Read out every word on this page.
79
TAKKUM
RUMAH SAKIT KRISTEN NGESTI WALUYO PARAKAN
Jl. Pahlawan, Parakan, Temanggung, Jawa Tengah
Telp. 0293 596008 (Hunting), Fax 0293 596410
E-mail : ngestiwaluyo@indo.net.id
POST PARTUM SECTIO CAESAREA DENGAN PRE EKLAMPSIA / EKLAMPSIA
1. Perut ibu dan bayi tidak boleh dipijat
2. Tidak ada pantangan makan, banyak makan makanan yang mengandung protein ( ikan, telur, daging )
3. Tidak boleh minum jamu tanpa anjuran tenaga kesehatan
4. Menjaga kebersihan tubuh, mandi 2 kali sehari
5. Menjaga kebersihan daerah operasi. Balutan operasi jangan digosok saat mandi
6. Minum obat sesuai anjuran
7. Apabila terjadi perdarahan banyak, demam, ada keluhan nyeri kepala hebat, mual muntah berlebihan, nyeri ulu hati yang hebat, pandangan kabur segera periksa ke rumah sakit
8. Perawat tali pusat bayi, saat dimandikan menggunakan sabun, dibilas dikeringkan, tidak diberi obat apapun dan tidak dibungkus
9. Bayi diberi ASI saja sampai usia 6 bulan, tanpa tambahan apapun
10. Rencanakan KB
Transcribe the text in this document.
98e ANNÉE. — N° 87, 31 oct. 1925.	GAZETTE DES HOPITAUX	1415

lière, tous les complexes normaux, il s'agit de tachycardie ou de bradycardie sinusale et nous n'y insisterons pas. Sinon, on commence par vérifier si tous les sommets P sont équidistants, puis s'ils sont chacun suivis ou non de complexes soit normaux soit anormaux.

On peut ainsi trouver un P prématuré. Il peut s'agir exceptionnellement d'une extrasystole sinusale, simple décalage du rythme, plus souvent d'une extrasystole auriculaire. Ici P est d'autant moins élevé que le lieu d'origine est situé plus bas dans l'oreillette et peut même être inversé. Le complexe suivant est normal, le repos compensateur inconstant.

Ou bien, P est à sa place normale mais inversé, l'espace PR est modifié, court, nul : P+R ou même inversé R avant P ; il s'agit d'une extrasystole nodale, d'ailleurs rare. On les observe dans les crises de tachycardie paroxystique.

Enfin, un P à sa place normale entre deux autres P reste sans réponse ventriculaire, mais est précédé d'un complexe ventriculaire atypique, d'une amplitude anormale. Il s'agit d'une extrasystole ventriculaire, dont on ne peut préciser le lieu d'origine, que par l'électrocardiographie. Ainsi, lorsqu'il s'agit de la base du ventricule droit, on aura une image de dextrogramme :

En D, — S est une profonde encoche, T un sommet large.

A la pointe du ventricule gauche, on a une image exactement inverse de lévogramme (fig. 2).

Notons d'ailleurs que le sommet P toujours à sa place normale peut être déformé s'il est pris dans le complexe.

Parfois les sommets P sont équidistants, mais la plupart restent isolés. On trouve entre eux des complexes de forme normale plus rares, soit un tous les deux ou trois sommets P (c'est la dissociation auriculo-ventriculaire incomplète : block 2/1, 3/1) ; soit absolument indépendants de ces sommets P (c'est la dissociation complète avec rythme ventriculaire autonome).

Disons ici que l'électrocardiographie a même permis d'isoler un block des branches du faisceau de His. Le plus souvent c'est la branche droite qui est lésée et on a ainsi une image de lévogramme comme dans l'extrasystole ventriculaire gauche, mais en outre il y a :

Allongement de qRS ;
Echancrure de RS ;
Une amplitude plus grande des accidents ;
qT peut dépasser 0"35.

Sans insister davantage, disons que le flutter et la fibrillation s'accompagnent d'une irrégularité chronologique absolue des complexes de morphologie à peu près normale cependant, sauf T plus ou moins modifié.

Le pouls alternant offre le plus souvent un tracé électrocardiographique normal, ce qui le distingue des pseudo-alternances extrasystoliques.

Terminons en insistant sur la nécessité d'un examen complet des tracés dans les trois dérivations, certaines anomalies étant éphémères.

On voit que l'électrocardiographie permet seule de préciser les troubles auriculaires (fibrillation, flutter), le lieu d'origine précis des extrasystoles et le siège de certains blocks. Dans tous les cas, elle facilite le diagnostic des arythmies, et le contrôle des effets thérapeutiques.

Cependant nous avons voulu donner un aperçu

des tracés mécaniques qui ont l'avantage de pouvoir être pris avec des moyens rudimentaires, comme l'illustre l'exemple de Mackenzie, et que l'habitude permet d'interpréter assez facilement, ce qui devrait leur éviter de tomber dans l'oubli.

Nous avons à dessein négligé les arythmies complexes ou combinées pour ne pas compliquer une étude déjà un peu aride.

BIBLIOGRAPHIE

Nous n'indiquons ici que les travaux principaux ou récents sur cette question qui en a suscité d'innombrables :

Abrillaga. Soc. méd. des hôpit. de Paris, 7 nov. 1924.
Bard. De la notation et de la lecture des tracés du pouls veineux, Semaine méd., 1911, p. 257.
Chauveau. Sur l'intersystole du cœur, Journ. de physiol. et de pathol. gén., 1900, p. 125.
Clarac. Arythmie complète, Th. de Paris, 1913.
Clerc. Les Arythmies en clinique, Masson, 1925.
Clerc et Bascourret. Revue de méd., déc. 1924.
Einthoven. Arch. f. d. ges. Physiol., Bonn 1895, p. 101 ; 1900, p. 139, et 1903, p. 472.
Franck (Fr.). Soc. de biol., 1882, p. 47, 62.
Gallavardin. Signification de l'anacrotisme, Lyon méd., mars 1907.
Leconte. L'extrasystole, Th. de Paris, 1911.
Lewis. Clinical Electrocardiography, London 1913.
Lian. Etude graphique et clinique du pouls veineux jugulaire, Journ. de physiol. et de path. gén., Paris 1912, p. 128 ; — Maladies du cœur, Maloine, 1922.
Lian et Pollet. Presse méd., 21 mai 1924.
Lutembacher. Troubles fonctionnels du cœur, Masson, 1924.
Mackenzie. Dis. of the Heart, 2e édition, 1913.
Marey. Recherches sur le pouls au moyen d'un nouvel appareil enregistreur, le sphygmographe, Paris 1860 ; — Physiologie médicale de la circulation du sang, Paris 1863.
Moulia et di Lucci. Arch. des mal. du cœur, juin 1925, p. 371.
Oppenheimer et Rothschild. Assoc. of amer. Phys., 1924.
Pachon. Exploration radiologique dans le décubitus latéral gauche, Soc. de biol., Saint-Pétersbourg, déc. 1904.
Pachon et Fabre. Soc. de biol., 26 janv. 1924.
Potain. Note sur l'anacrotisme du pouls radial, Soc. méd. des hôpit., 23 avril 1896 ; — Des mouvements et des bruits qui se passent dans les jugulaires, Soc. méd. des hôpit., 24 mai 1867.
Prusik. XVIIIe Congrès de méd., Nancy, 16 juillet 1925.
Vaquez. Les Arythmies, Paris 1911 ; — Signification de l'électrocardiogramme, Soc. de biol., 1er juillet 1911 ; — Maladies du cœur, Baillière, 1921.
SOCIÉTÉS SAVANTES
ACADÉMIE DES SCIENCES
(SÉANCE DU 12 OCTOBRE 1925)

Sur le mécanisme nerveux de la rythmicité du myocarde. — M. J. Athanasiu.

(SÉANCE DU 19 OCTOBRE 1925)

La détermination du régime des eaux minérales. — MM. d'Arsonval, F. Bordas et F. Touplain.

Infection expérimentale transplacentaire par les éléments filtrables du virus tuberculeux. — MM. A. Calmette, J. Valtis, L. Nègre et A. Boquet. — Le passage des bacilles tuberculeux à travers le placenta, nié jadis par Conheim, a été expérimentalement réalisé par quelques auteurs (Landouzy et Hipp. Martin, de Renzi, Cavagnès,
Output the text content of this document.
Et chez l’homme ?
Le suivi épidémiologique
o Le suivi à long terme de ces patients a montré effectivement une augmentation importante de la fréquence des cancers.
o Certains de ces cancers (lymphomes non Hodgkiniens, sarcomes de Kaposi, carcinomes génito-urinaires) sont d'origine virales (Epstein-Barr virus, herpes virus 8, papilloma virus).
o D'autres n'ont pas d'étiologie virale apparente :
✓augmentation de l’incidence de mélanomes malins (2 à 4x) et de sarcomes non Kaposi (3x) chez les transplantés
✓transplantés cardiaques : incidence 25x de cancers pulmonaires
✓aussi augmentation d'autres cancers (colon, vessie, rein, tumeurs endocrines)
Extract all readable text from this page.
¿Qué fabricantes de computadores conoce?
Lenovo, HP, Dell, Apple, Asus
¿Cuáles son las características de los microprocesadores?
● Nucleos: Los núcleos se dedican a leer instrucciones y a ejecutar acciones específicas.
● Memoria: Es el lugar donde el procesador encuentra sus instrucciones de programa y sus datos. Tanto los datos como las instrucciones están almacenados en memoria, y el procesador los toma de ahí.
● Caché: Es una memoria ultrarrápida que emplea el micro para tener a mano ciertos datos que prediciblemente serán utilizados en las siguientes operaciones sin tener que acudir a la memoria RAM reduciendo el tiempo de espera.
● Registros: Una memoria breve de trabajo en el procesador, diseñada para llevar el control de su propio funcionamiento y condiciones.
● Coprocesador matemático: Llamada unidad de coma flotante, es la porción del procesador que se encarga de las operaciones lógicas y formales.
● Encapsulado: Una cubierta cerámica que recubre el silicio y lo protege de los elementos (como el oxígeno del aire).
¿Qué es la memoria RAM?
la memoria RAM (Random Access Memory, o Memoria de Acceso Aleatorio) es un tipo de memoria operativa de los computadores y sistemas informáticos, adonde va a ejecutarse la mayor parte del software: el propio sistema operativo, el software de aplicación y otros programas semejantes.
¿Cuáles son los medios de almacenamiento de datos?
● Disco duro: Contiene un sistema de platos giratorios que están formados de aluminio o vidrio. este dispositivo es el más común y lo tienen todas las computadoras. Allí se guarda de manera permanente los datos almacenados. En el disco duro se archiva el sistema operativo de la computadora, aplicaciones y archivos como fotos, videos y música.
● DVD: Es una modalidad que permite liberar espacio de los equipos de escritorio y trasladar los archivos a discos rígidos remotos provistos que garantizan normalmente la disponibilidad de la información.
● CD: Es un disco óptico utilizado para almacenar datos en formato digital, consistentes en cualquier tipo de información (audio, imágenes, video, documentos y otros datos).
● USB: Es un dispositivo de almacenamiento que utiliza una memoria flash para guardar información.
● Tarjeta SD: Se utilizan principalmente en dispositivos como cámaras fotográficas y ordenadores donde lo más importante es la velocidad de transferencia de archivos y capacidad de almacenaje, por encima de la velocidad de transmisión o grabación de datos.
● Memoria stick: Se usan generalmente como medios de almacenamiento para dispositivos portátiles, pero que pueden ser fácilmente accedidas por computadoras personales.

» What is needed
In the material above, tally the lines that include the word "OCTOBRE" and give only that figure.

» Problem solution
2